(Dataset records)
=-=-=

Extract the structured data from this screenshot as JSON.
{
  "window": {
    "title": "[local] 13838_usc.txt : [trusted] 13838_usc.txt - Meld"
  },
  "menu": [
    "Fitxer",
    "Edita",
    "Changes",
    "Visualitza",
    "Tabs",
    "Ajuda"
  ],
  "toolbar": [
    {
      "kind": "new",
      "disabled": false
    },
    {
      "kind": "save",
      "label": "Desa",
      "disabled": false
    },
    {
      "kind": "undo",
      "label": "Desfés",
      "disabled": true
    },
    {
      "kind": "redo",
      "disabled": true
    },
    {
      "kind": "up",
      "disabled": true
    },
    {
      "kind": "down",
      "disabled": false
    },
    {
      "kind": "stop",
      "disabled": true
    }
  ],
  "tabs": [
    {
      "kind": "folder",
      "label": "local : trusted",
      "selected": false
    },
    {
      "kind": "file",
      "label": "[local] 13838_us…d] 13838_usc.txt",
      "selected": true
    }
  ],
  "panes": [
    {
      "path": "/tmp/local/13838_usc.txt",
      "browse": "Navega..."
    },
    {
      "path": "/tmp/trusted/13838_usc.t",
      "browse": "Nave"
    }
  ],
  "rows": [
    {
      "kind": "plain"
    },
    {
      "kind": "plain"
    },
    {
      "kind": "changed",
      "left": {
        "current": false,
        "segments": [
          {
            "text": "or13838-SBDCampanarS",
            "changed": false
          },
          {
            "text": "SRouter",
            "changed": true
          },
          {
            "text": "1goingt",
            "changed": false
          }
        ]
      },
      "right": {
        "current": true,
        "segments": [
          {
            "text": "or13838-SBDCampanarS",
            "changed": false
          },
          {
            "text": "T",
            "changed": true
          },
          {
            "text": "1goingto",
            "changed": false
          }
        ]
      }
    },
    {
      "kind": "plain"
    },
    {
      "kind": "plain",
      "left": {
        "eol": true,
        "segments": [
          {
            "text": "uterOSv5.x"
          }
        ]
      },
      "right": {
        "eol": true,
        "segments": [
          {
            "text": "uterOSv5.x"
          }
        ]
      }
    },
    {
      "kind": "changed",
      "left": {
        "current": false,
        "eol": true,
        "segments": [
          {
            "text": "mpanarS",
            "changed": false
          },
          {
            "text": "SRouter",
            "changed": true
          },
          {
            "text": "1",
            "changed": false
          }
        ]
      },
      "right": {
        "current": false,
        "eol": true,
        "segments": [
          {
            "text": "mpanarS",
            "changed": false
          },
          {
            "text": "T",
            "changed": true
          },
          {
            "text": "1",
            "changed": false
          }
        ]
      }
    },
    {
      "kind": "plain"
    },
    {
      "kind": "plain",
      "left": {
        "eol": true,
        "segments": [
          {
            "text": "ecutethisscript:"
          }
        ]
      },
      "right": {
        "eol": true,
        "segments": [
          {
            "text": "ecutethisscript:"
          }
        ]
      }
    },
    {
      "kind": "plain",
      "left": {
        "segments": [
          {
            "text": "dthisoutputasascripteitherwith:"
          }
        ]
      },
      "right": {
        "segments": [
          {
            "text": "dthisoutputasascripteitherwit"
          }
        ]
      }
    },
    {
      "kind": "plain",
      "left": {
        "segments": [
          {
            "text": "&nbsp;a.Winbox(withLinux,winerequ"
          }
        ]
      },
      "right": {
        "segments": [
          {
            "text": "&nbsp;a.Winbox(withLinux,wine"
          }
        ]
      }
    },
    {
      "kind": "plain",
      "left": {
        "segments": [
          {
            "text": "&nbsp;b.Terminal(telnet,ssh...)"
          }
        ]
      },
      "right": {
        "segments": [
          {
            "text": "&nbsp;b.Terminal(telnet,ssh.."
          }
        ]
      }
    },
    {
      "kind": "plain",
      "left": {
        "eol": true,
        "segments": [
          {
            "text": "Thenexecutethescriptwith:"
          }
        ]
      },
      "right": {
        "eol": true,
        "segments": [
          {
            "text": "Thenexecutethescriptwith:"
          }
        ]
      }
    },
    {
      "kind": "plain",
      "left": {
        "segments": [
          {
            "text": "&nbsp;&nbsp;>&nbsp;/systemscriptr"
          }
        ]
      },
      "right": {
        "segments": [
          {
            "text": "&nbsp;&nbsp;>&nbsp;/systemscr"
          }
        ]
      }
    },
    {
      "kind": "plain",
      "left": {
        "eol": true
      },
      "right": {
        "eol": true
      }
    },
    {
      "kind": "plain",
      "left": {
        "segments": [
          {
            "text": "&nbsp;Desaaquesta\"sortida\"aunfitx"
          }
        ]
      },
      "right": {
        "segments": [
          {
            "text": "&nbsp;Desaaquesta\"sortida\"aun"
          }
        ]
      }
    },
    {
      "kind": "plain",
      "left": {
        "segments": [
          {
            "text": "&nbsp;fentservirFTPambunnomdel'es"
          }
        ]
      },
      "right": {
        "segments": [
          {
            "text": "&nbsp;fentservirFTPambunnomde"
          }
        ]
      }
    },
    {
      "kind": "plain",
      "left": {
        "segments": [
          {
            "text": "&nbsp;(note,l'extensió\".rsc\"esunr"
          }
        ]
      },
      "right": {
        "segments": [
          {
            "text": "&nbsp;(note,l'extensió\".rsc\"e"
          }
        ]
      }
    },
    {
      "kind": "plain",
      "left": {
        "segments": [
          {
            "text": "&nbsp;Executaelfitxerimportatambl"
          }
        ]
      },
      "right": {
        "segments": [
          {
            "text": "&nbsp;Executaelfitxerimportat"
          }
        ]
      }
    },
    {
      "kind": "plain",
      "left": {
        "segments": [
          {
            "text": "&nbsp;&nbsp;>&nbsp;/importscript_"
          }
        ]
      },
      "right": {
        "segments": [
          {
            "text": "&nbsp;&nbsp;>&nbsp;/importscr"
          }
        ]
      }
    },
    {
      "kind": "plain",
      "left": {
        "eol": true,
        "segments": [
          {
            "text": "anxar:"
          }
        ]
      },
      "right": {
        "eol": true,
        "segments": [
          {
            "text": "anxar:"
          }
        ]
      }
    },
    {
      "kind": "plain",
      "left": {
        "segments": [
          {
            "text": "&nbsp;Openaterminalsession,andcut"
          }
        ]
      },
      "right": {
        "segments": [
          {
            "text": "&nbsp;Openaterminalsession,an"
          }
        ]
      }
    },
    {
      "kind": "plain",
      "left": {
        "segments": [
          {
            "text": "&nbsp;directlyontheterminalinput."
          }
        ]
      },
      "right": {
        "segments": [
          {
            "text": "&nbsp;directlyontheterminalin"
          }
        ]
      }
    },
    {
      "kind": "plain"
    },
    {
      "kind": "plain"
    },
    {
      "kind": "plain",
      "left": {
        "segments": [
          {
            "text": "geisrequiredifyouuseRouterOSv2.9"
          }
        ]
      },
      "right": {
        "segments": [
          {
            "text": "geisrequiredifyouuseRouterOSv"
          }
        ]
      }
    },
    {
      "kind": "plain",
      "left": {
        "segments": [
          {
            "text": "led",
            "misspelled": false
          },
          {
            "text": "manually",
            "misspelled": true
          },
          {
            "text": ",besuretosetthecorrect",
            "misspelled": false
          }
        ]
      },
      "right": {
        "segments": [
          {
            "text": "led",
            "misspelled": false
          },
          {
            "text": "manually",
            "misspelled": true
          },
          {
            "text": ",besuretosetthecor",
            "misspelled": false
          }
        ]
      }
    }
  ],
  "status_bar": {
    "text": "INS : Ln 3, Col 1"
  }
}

=-=-=

▸ **Exercise prompt**
Go through the records and copy each line with "path" in it.

▸ **Exercise output**
      "path": "/tmp/local/13838_usc.txt",
      "path": "/tmp/trusted/13838_usc.t",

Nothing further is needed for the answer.